* **WHAT YOU WILL DO**
Count how many lines have the word "structure" in them. Reply with that number by itself.

★ ★ ★ ★

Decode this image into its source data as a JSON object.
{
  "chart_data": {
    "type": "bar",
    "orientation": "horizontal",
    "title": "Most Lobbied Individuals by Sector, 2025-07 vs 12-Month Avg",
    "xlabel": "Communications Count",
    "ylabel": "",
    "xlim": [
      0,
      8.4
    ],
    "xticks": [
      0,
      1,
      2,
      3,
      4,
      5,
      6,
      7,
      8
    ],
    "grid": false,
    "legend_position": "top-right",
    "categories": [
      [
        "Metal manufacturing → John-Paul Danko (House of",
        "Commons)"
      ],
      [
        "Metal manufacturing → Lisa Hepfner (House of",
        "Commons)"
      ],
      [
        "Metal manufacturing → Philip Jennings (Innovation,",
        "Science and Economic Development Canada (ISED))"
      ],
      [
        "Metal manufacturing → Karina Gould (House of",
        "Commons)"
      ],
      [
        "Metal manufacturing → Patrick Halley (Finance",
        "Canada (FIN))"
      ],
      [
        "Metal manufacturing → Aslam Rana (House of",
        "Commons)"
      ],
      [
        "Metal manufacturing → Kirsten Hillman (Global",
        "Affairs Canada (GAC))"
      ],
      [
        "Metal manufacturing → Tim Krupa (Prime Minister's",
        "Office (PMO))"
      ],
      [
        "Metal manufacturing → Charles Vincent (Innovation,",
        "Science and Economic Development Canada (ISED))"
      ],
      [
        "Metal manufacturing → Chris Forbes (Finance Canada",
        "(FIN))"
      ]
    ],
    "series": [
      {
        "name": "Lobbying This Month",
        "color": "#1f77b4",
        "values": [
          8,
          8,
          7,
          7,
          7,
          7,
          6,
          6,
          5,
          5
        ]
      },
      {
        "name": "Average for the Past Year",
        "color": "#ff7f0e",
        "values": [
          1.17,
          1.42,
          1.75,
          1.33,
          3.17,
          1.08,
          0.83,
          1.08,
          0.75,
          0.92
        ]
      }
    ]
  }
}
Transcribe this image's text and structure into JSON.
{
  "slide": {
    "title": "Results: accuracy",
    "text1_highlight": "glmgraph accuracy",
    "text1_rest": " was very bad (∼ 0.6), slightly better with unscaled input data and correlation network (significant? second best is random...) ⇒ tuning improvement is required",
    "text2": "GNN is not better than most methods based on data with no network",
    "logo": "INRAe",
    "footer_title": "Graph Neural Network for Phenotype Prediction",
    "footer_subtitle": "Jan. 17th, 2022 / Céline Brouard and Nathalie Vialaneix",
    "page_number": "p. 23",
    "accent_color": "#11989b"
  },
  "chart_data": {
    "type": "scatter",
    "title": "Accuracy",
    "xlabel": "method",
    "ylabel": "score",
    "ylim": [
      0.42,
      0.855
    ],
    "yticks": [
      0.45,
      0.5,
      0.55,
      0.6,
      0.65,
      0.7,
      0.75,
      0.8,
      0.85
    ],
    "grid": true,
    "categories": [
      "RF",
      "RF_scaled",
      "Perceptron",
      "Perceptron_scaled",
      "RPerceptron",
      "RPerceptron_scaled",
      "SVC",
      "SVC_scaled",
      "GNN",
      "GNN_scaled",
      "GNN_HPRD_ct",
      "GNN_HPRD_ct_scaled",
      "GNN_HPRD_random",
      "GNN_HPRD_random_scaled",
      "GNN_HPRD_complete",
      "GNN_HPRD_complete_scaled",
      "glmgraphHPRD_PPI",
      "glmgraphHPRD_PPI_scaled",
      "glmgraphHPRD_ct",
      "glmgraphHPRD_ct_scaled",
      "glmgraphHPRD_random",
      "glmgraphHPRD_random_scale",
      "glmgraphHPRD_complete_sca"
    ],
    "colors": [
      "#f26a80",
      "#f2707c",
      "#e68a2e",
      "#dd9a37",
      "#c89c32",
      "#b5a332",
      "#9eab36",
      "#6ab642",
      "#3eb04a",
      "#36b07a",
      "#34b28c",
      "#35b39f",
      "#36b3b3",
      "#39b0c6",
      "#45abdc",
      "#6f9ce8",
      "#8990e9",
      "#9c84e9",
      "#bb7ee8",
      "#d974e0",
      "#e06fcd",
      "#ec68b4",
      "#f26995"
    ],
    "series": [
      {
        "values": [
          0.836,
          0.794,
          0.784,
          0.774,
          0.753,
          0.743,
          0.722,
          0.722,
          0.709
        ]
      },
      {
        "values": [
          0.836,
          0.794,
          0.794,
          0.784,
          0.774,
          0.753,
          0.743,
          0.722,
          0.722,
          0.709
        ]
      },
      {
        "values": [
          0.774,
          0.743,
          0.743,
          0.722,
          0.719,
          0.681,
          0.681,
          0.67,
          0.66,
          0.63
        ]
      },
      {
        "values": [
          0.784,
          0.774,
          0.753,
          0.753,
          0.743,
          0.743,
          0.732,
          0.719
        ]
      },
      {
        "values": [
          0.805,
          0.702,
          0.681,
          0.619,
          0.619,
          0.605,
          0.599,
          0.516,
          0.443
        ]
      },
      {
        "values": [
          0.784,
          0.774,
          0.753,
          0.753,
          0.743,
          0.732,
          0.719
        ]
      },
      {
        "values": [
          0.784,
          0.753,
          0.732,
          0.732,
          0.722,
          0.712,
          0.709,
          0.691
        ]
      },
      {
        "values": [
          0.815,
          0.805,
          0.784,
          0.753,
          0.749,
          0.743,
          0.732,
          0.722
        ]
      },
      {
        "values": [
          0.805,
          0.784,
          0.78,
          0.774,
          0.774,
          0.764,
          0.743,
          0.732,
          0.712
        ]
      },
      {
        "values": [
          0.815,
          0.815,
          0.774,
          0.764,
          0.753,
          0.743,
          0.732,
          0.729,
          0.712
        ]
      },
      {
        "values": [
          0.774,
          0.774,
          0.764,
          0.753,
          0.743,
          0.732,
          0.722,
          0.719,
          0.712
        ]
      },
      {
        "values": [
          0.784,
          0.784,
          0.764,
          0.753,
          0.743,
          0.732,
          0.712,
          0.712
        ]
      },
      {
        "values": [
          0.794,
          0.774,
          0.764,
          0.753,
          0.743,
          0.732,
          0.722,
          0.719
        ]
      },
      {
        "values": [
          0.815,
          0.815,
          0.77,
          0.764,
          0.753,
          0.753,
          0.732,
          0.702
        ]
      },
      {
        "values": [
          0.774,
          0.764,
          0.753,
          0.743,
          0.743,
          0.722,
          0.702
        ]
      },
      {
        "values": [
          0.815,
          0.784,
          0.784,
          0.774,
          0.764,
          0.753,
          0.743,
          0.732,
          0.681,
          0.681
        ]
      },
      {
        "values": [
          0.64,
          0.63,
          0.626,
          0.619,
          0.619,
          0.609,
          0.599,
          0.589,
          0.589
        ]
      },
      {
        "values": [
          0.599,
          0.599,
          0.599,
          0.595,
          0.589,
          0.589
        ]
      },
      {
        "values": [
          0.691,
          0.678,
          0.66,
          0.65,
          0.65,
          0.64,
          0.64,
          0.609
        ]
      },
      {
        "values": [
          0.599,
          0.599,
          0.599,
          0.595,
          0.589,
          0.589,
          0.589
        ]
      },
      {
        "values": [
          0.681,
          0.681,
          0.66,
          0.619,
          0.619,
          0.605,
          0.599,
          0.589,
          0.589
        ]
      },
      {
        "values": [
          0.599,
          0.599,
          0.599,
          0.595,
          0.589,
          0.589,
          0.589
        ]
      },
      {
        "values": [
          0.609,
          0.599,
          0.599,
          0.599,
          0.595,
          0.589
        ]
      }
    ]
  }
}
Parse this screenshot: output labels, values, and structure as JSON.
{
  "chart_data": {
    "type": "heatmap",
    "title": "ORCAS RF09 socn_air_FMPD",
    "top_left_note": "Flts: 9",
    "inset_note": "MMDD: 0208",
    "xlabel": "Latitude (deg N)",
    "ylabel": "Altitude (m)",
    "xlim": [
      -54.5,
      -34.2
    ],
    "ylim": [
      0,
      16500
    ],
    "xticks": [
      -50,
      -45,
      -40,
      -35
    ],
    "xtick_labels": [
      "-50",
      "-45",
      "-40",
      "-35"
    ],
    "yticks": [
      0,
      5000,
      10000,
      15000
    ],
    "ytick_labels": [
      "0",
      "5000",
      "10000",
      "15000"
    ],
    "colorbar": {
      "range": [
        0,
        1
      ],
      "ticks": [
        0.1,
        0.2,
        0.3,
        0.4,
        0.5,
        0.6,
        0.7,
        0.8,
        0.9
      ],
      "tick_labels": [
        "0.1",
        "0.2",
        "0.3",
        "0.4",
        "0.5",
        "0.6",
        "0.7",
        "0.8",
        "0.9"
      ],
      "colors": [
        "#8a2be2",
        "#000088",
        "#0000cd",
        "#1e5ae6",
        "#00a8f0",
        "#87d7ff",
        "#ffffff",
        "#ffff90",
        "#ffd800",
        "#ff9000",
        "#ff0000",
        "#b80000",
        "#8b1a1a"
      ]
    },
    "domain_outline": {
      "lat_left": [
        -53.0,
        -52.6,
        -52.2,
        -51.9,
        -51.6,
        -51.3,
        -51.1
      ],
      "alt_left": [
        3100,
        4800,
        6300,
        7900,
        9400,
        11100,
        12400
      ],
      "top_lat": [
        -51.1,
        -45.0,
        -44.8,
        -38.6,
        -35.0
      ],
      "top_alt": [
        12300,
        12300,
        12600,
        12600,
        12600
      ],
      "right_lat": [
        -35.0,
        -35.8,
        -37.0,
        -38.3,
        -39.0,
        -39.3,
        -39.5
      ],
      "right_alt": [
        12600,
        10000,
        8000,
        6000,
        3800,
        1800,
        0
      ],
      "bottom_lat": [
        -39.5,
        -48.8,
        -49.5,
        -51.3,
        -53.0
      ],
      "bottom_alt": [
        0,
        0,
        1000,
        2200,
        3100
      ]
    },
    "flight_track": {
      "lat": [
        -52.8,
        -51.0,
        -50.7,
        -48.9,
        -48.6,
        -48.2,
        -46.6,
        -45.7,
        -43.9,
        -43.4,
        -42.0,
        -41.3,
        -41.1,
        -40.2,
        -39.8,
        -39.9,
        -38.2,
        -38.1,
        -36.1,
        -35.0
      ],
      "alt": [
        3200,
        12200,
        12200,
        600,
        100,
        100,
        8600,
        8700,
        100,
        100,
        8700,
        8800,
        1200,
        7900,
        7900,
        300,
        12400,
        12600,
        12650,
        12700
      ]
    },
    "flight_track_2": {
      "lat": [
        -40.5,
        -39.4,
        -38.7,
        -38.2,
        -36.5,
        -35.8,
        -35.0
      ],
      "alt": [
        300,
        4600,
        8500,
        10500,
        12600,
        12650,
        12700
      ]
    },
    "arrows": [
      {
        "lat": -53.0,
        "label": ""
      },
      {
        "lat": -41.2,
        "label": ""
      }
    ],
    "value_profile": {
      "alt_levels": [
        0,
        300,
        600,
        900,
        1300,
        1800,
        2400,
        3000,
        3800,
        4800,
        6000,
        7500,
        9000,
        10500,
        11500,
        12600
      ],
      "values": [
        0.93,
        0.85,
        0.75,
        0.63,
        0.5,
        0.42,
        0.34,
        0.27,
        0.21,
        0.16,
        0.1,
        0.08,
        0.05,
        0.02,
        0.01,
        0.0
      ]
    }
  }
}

★ ★ ★ ★

* **EXERCISE RESPONSE**
2